THE EXERCISE: Write out each line word for word. Drop pictures.

[Extracted data entries]
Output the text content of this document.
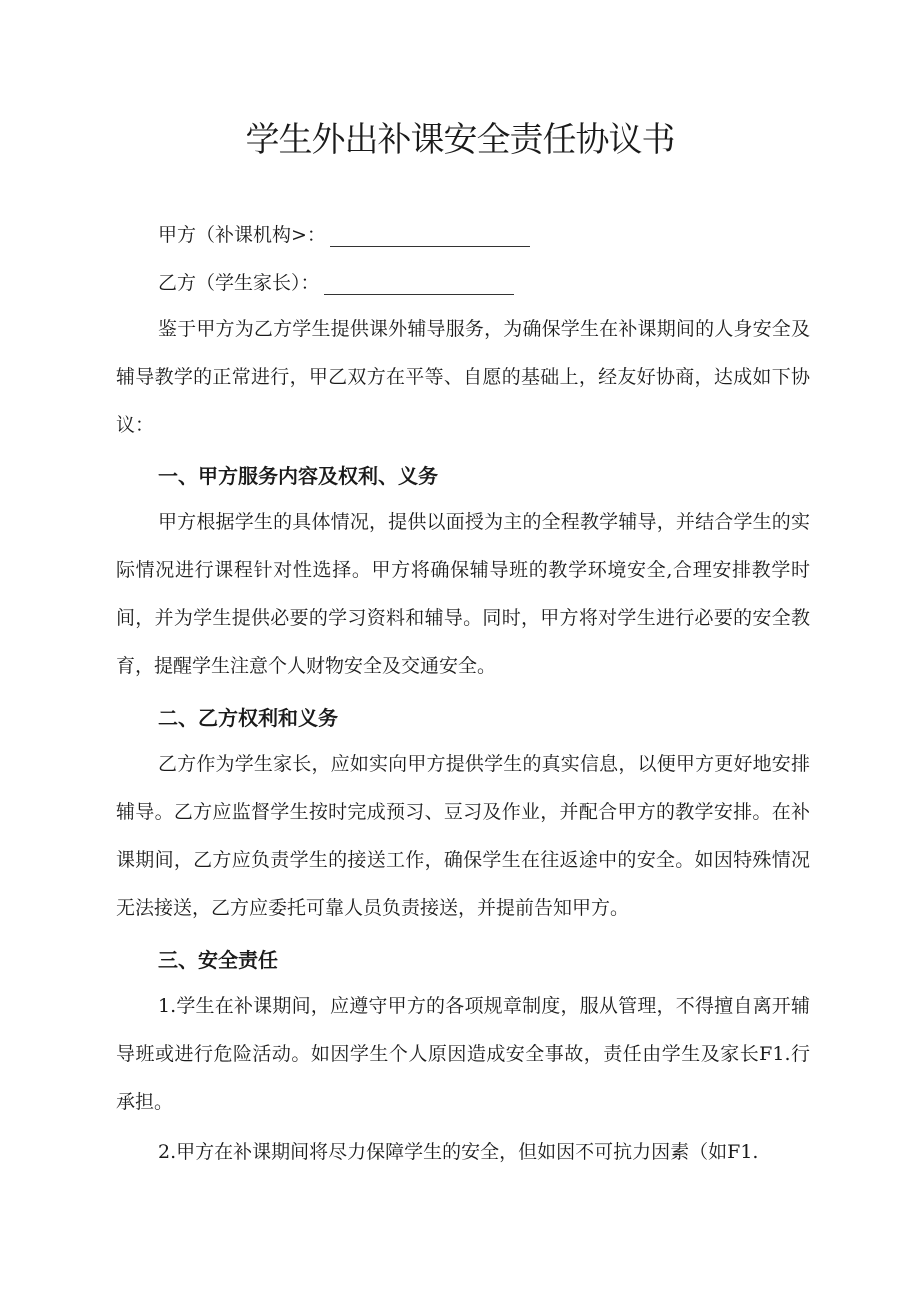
学生外出补课安全责任协议书
甲方（补课机构>：
乙方（学生家长）：

鉴于甲方为乙方学生提供课外辅导服务，为确保学生在补课期间的人身安全及辅导教学的正常进行，甲乙双方在平等、自愿的基础上，经友好协商，达成如下协议：

一、甲方服务内容及权利、义务

甲方根据学生的具体情况，提供以面授为主的全程教学辅导，并结合学生的实际情况进行课程针对性选择。甲方将确保辅导班的教学环境安全,合理安排教学时间，并为学生提供必要的学习资料和辅导。同时，甲方将对学生进行必要的安全教育，提醒学生注意个人财物安全及交通安全。

二、乙方权利和义务

乙方作为学生家长，应如实向甲方提供学生的真实信息，以便甲方更好地安排辅导。乙方应监督学生按时完成预习、豆习及作业，并配合甲方的教学安排。在补课期间，乙方应负责学生的接送工作，确保学生在往返途中的安全。如因特殊情况无法接送，乙方应委托可靠人员负责接送，并提前告知甲方。

三、安全责任

1.学生在补课期间，应遵守甲方的各项规章制度，服从管理，不得擅自离开辅导班或进行危险活动。如因学生个人原因造成安全事故，责任由学生及家长F1.行承担。

2.甲方在补课期间将尽力保障学生的安全，但如因不可抗力因素（如F1.
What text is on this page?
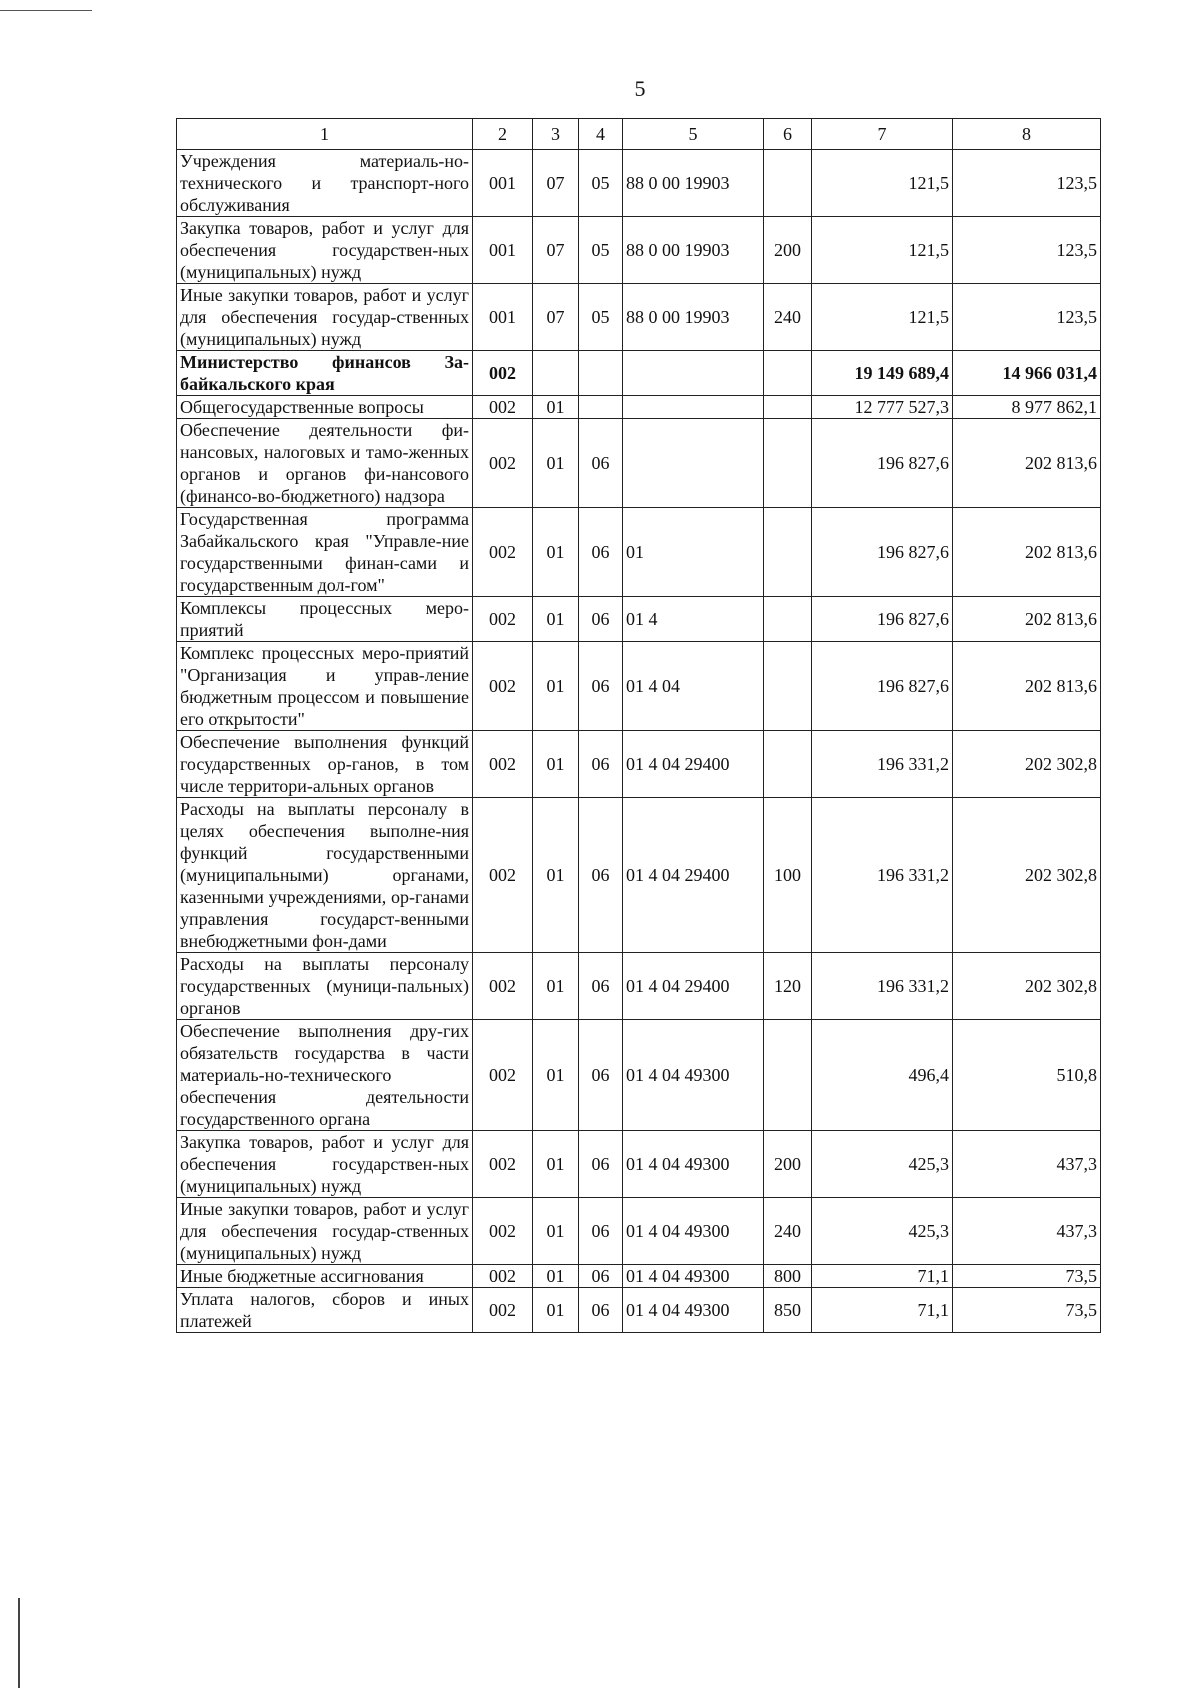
5
1	2	3	4	5	6	7	8
Учреждения материаль-но-технического и транспорт-ного обслуживания	001	07	05	88 0 00 19903		121,5	123,5
Закупка товаров, работ и услуг для обеспечения государствен-ных (муниципальных) нужд	001	07	05	88 0 00 19903	200	121,5	123,5
Иные закупки товаров, работ и услуг для обеспечения государ-ственных (муниципальных) нужд	001	07	05	88 0 00 19903	240	121,5	123,5
Министерство финансов За-байкальского края	002					19 149 689,4	14 966 031,4
Общегосударственные вопросы	002	01				12 777 527,3	8 977 862,1
Обеспечение деятельности фи-нансовых, налоговых и тамо-женных органов и органов фи-нансового (финансо-во-бюджетного) надзора	002	01	06			196 827,6	202 813,6
Государственная программа Забайкальского края "Управле-ние государственными финан-сами и государственным дол-гом"	002	01	06	01		196 827,6	202 813,6
Комплексы процессных меро-приятий	002	01	06	01 4		196 827,6	202 813,6
Комплекс процессных меро-приятий "Организация и управ-ление бюджетным процессом и повышение его открытости"	002	01	06	01 4 04		196 827,6	202 813,6
Обеспечение выполнения функций государственных ор-ганов, в том числе территори-альных органов	002	01	06	01 4 04 29400		196 331,2	202 302,8
Расходы на выплаты персоналу в целях обеспечения выполне-ния функций государственными (муниципальными) органами, казенными учреждениями, ор-ганами управления государст-венными внебюджетными фон-дами	002	01	06	01 4 04 29400	100	196 331,2	202 302,8
Расходы на выплаты персоналу государственных (муници-пальных) органов	002	01	06	01 4 04 29400	120	196 331,2	202 302,8
Обеспечение выполнения дру-гих обязательств государства в части материаль-но-технического обеспечения деятельности государственного органа	002	01	06	01 4 04 49300		496,4	510,8
Закупка товаров, работ и услуг для обеспечения государствен-ных (муниципальных) нужд	002	01	06	01 4 04 49300	200	425,3	437,3
Иные закупки товаров, работ и услуг для обеспечения государ-ственных (муниципальных) нужд	002	01	06	01 4 04 49300	240	425,3	437,3
Иные бюджетные ассигнования	002	01	06	01 4 04 49300	800	71,1	73,5
Уплата налогов, сборов и иных платежей	002	01	06	01 4 04 49300	850	71,1	73,5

EXERCISE SOLUTION:
Output the text content of this document.
学生外出补课安全责任协议书
甲方（补课机构>：
乙方（学生家长）：

鉴于甲方为乙方学生提供课外辅导服务，为确保学生在补课期间的人身安全及辅导教学的正常进行，甲乙双方在平等、自愿的基础上，经友好协商，达成如下协议：

一、甲方服务内容及权利、义务

甲方根据学生的具体情况，提供以面授为主的全程教学辅导，并结合学生的实际情况进行课程针对性选择。甲方将确保辅导班的教学环境安全,合理安排教学时间，并为学生提供必要的学习资料和辅导。同时，甲方将对学生进行必要的安全教育，提醒学生注意个人财物安全及交通安全。

二、乙方权利和义务

乙方作为学生家长，应如实向甲方提供学生的真实信息，以便甲方更好地安排辅导。乙方应监督学生按时完成预习、豆习及作业，并配合甲方的教学安排。在补课期间，乙方应负责学生的接送工作，确保学生在往返途中的安全。如因特殊情况无法接送，乙方应委托可靠人员负责接送，并提前告知甲方。

三、安全责任

1.学生在补课期间，应遵守甲方的各项规章制度，服从管理，不得擅自离开辅导班或进行危险活动。如因学生个人原因造成安全事故，责任由学生及家长F1.行承担。

2.甲方在补课期间将尽力保障学生的安全，但如因不可抗力因素（如F1.
What text is on this page?
5
1	2	3	4	5	6	7	8
Учреждения материаль-но-технического и транспорт-ного обслуживания	001	07	05	88 0 00 19903		121,5	123,5
Закупка товаров, работ и услуг для обеспечения государствен-ных (муниципальных) нужд	001	07	05	88 0 00 19903	200	121,5	123,5
Иные закупки товаров, работ и услуг для обеспечения государ-ственных (муниципальных) нужд	001	07	05	88 0 00 19903	240	121,5	123,5
Министерство финансов За-байкальского края	002					19 149 689,4	14 966 031,4
Общегосударственные вопросы	002	01				12 777 527,3	8 977 862,1
Обеспечение деятельности фи-нансовых, налоговых и тамо-женных органов и органов фи-нансового (финансо-во-бюджетного) надзора	002	01	06			196 827,6	202 813,6
Государственная программа Забайкальского края "Управле-ние государственными финан-сами и государственным дол-гом"	002	01	06	01		196 827,6	202 813,6
Комплексы процессных меро-приятий	002	01	06	01 4		196 827,6	202 813,6
Комплекс процессных меро-приятий "Организация и управ-ление бюджетным процессом и повышение его открытости"	002	01	06	01 4 04		196 827,6	202 813,6
Обеспечение выполнения функций государственных ор-ганов, в том числе территори-альных органов	002	01	06	01 4 04 29400		196 331,2	202 302,8
Расходы на выплаты персоналу в целях обеспечения выполне-ния функций государственными (муниципальными) органами, казенными учреждениями, ор-ганами управления государст-венными внебюджетными фон-дами	002	01	06	01 4 04 29400	100	196 331,2	202 302,8
Расходы на выплаты персоналу государственных (муници-пальных) органов	002	01	06	01 4 04 29400	120	196 331,2	202 302,8
Обеспечение выполнения дру-гих обязательств государства в части материаль-но-технического обеспечения деятельности государственного органа	002	01	06	01 4 04 49300		496,4	510,8
Закупка товаров, работ и услуг для обеспечения государствен-ных (муниципальных) нужд	002	01	06	01 4 04 49300	200	425,3	437,3
Иные закупки товаров, работ и услуг для обеспечения государ-ственных (муниципальных) нужд	002	01	06	01 4 04 49300	240	425,3	437,3
Иные бюджетные ассигнования	002	01	06	01 4 04 49300	800	71,1	73,5
Уплата налогов, сборов и иных платежей	002	01	06	01 4 04 49300	850	71,1	73,5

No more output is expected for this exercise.